Aim of the exercise
Reproduce the entries below word for word, starting at the very first line and ending at the line that contains "cell-avg-answer-time: 00:00:04 —", with both of those lines included.

Material
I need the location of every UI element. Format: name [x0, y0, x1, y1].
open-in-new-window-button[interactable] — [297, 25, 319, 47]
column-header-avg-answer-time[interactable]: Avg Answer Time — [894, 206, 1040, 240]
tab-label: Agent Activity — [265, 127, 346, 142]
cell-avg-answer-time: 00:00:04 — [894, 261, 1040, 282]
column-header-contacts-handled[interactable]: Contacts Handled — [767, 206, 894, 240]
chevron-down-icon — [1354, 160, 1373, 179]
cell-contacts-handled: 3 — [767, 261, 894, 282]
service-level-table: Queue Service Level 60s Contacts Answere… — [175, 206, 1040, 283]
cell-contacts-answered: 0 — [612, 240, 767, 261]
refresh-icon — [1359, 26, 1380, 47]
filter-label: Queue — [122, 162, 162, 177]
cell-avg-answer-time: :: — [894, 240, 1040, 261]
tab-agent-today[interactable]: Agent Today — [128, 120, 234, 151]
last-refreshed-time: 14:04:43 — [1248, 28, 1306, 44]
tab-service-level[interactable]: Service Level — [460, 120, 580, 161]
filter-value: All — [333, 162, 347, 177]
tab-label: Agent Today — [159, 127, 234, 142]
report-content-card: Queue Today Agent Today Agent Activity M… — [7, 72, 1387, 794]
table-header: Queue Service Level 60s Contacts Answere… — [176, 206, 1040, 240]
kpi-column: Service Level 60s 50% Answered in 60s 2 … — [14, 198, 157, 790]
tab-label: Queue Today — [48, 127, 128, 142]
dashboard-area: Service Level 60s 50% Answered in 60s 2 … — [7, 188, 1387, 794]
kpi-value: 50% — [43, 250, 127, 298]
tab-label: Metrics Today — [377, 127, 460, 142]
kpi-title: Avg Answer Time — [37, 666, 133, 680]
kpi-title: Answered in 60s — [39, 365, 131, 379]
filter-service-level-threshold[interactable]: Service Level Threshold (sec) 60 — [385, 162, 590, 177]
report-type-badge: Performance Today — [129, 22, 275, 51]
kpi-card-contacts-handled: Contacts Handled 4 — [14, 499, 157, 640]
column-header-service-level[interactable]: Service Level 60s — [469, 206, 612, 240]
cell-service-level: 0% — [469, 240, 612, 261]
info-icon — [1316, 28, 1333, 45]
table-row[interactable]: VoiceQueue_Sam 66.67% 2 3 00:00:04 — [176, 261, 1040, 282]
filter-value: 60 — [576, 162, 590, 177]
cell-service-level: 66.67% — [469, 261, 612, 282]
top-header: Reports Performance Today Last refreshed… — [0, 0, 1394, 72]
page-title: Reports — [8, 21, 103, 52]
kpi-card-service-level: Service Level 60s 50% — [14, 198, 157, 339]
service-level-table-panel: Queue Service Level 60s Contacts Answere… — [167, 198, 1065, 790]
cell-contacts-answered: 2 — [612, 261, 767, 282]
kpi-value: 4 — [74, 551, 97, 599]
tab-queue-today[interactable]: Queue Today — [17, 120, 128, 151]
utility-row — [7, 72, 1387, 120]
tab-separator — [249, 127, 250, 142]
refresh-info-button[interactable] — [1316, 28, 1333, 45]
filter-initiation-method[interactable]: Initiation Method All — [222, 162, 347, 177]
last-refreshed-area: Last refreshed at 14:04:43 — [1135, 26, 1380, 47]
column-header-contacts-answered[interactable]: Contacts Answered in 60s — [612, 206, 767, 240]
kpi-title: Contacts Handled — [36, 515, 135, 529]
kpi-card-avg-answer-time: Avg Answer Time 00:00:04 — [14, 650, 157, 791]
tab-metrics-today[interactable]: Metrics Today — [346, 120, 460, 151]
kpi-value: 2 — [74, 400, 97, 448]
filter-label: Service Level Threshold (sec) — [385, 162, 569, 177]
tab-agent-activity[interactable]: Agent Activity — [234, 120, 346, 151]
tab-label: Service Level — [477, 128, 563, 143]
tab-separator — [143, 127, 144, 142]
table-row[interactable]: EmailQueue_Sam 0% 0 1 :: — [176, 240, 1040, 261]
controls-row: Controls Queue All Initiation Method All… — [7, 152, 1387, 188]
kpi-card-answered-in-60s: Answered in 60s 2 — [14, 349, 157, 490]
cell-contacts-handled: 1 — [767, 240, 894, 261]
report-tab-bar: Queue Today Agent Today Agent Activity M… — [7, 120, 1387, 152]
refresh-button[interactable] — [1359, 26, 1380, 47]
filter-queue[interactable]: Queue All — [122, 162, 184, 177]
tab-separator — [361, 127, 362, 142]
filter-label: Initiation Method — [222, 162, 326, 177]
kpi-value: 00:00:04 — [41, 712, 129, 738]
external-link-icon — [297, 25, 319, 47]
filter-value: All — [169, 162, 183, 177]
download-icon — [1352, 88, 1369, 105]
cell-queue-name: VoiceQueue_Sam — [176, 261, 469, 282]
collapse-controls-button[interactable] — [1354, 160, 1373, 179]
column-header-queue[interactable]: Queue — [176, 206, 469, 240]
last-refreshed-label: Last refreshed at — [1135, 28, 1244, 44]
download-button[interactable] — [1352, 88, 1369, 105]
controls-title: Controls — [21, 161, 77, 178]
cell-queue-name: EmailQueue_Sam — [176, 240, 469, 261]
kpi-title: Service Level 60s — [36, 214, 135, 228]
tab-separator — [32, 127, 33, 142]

Response to the exercise
I need the location of every UI element. Format: name [x0, y0, x1, y1].
open-in-new-window-button[interactable] — [297, 25, 319, 47]
column-header-avg-answer-time[interactable]: Avg Answer Time — [894, 206, 1040, 240]
tab-label: Agent Activity — [265, 127, 346, 142]
cell-avg-answer-time: 00:00:04 — [894, 261, 1040, 282]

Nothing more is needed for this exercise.